**Required task:**
Search the listing below for "inducir". Copy each matching line.

**Supplied data:**
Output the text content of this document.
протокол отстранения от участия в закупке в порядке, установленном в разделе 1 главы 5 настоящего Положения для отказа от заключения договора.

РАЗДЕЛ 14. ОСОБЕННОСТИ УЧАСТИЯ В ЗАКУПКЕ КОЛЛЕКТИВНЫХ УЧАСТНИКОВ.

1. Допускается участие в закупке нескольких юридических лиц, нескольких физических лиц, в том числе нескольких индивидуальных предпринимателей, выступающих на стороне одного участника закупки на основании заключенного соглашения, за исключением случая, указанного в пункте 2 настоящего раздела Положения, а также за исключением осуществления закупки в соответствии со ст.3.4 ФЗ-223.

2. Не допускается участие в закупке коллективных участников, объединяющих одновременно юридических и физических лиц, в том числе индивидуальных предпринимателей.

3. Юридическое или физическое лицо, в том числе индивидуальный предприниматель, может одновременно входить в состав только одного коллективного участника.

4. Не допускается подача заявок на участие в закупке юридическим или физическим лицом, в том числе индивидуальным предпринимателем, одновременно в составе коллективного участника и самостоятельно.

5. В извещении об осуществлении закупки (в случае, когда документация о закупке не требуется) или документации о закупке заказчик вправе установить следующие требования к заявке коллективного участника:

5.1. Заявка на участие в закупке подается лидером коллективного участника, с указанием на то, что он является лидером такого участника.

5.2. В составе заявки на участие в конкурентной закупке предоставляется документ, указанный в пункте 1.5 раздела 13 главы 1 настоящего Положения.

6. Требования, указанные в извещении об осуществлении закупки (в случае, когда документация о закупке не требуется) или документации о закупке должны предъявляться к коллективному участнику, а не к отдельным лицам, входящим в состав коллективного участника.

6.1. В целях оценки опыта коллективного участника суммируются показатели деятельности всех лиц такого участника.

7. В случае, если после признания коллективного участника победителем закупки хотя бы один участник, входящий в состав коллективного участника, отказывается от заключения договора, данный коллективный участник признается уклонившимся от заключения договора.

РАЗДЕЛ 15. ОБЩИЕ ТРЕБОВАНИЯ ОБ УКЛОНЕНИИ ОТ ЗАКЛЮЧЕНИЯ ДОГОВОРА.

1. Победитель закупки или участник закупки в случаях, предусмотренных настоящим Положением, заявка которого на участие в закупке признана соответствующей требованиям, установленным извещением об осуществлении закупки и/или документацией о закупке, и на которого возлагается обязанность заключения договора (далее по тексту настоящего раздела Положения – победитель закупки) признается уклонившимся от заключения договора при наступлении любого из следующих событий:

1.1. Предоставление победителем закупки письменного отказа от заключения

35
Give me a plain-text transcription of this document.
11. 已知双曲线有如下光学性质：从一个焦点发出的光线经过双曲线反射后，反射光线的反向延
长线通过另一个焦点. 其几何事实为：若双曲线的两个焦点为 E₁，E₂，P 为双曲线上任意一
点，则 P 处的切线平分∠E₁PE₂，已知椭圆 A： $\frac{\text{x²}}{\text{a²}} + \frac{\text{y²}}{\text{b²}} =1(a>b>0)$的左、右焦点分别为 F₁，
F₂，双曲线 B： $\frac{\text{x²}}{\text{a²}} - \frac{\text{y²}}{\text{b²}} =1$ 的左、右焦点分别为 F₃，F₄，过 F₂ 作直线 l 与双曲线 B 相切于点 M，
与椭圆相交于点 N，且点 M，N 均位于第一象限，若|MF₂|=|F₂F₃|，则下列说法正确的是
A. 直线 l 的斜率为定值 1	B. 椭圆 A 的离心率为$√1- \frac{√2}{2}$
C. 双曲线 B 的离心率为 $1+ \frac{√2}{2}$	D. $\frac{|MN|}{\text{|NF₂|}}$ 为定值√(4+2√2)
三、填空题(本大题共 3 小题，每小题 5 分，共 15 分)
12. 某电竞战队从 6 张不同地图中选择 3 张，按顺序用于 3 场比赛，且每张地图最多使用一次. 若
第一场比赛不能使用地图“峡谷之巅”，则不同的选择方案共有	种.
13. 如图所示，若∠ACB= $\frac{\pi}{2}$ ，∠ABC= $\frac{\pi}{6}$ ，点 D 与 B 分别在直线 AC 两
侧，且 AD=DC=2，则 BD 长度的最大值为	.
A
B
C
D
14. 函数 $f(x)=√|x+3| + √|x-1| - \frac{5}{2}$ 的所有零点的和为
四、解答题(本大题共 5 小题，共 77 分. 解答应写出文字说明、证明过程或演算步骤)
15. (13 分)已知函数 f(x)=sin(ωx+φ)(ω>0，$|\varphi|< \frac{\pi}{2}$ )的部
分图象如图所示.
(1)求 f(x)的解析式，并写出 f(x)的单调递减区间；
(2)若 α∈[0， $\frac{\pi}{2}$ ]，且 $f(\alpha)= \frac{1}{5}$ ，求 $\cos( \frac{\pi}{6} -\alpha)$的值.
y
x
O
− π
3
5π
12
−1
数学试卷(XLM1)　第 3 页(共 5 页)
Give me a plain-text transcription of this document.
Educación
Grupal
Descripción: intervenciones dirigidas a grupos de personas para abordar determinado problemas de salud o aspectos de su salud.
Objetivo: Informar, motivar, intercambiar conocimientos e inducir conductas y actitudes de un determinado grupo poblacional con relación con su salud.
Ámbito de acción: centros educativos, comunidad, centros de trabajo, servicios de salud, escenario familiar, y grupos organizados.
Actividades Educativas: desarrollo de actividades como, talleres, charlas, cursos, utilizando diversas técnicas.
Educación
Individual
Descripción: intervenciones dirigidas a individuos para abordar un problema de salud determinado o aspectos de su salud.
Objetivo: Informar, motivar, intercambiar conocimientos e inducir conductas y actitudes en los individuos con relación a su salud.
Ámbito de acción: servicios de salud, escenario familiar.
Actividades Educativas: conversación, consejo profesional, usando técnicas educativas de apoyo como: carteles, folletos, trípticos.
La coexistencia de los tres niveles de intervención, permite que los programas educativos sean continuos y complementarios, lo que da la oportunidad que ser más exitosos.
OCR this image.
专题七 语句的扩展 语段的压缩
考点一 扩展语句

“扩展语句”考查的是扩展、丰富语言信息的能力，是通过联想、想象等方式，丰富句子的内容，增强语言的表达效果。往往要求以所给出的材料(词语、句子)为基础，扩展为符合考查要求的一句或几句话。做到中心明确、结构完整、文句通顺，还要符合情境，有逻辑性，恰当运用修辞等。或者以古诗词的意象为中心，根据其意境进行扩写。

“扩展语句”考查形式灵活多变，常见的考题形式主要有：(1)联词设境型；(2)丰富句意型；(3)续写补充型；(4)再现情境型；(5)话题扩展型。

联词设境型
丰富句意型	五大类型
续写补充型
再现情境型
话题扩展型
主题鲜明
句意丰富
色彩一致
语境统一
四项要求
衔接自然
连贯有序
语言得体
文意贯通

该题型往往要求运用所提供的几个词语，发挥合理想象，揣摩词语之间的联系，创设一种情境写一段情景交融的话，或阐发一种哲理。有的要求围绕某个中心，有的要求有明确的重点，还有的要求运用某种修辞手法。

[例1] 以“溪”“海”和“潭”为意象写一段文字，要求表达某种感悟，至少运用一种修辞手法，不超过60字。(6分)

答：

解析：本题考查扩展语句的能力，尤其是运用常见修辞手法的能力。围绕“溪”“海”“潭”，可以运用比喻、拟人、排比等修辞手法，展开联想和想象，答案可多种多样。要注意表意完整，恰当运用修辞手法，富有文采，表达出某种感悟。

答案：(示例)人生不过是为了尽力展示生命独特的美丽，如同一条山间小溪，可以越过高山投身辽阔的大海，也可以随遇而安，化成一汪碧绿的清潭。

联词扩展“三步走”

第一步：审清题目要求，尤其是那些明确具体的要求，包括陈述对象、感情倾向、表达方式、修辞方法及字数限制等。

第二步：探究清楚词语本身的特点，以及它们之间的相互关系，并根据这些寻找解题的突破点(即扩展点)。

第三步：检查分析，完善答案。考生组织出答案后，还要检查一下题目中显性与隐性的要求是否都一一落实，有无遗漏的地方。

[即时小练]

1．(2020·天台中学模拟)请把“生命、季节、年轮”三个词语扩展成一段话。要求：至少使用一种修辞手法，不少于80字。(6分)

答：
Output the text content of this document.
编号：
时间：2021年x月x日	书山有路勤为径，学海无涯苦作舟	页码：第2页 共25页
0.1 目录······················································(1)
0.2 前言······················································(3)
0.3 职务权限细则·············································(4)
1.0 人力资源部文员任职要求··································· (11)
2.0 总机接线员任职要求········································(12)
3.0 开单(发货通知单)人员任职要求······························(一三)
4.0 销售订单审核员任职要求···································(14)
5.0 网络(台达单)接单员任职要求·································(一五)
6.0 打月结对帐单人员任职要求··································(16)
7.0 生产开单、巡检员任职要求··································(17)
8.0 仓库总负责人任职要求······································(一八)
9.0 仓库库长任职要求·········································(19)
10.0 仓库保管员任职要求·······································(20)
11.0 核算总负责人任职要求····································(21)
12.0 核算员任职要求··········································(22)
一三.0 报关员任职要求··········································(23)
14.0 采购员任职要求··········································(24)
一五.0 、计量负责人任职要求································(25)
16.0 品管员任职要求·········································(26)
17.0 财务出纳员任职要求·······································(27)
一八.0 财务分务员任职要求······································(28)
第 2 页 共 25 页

**Problem solution:**
Objetivo: Informar, motivar, intercambiar conocimientos e inducir conductas y actitudes de un determinado grupo poblacional con relación con su salud.
Objetivo: Informar, motivar, intercambiar conocimientos e inducir conductas y actitudes en los individuos con relación a su salud.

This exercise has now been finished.